REQUIRED WORK
Find each line that has the string "band" and give the total, with nothing else.

Stored dataset items:
▼

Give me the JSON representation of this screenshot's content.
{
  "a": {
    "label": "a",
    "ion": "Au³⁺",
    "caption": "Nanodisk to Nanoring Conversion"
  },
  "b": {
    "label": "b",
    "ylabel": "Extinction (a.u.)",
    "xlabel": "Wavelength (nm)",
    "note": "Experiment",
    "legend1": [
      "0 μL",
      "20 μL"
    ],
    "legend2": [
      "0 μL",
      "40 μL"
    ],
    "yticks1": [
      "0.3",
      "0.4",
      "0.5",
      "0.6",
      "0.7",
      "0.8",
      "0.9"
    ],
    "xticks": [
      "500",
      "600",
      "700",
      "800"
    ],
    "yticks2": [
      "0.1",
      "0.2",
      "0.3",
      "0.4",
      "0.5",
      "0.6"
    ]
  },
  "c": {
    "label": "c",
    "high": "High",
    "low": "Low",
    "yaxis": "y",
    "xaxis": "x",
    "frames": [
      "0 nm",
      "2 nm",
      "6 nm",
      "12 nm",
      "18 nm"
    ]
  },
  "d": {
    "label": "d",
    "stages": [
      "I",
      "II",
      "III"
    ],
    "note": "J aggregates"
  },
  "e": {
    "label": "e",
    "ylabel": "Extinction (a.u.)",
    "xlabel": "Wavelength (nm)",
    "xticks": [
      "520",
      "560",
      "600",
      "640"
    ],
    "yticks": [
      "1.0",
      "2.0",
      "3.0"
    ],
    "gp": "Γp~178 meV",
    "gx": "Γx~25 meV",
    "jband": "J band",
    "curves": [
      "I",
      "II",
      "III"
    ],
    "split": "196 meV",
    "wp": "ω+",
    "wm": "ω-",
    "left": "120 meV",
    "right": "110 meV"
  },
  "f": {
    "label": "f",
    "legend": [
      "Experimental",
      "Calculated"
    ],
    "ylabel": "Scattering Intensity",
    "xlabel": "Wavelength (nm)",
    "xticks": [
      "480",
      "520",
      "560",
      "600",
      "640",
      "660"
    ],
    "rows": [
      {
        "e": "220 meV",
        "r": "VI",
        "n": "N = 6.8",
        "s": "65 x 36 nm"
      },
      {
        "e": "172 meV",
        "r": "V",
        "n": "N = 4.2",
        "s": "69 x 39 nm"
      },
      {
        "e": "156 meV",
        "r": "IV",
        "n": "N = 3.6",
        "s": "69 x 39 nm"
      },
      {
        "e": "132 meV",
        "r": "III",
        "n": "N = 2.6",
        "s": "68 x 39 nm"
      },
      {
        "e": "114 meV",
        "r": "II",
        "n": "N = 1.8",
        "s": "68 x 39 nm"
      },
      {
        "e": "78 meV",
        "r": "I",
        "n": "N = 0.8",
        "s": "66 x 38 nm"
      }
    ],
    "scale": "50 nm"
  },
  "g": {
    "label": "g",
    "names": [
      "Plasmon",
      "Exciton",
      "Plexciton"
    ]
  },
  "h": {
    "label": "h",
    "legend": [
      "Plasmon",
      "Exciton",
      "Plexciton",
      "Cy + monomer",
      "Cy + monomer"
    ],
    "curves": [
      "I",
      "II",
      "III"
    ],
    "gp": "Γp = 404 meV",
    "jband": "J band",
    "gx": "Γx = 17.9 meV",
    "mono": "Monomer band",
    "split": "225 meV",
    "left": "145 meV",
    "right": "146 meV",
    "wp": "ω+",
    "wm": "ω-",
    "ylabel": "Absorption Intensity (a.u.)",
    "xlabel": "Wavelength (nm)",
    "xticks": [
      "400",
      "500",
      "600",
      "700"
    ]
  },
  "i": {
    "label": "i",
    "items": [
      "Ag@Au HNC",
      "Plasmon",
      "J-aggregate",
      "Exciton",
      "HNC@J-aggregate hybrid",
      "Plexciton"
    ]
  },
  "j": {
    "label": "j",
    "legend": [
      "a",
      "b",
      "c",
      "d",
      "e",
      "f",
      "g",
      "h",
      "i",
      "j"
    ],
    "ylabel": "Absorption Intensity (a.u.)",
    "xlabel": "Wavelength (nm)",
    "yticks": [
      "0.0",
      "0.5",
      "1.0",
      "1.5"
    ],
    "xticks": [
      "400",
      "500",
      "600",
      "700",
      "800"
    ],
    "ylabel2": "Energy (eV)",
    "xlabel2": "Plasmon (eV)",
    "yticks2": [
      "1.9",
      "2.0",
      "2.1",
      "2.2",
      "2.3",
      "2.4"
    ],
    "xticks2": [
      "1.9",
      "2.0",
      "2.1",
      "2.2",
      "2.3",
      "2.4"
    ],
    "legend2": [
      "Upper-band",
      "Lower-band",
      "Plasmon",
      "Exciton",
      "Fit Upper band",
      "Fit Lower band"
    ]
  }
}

▲

TASK SOLUTION
7